Scan the data for "bien" and copy the lines it appears in.

[Saved entries]
_____

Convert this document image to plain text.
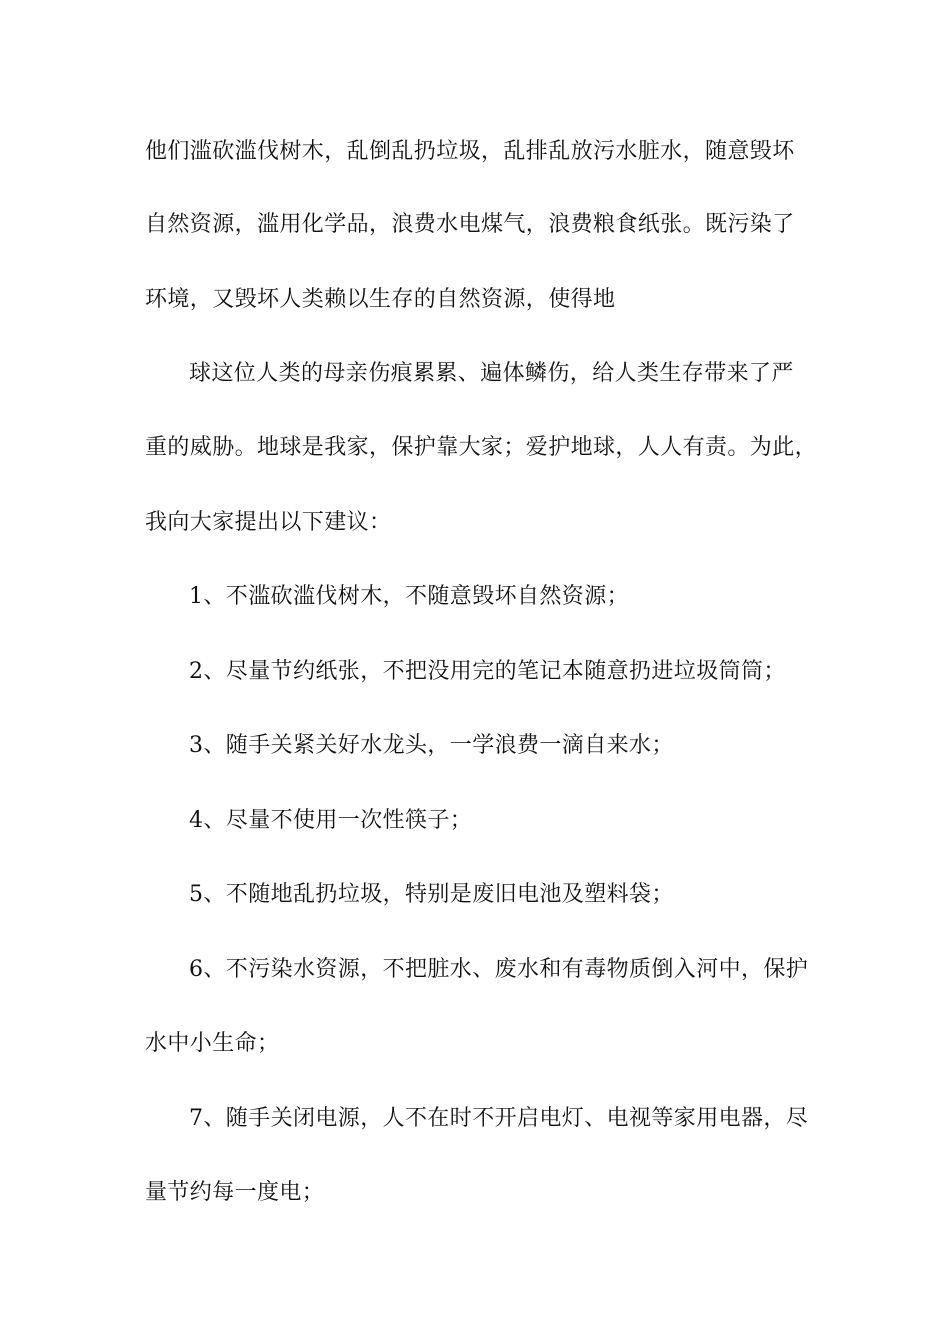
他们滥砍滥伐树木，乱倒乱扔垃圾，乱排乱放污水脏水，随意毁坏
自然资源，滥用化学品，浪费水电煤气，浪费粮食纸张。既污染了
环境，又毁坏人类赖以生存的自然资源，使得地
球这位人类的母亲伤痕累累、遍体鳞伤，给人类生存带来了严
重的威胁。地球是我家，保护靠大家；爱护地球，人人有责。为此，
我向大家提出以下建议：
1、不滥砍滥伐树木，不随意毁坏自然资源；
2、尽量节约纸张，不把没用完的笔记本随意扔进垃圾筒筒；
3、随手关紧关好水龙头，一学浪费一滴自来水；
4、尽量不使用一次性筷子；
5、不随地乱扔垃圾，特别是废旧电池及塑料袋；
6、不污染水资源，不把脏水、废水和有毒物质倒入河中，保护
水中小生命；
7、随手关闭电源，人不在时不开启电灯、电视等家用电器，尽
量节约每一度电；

_____

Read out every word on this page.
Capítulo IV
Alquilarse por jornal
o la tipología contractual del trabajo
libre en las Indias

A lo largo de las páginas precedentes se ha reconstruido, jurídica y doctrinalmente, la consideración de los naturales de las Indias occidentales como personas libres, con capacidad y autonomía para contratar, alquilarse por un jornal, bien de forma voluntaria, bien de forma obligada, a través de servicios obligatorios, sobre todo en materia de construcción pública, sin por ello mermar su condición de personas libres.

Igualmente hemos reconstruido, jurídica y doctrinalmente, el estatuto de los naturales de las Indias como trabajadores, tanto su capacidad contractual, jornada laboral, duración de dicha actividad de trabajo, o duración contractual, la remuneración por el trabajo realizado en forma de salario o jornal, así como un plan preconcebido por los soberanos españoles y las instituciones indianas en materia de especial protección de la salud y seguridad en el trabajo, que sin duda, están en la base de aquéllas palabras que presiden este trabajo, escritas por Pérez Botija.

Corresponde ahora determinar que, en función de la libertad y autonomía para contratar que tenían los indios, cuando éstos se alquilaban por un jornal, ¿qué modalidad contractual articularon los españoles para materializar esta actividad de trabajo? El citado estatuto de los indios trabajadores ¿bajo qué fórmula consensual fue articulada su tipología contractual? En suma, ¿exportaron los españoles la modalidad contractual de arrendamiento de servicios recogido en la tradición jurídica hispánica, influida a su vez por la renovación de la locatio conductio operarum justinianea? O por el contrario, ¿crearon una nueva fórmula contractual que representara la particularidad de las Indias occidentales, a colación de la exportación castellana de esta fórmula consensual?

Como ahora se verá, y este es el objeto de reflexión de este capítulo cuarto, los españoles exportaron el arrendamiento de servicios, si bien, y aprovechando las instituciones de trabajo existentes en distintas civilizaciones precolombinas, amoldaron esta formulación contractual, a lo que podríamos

_____

_Completed task:_
A lo largo de las páginas precedentes se ha reconstruido, jurídica y doctrinalmente, la consideración de los naturales de las Indias occidentales como personas libres, con capacidad y autonomía para contratar, alquilarse por un jornal, bien de forma voluntaria, bien de forma obligada, a través de servicios obligatorios, sobre todo en materia de construcción pública, sin por ello mermar su condición de personas libres.
Como ahora se verá, y este es el objeto de reflexión de este capítulo cuarto, los españoles exportaron el arrendamiento de servicios, si bien, y aprovechando las instituciones de trabajo existentes en distintas civilizaciones precolombinas, amoldaron esta formulación contractual, a lo que podríamos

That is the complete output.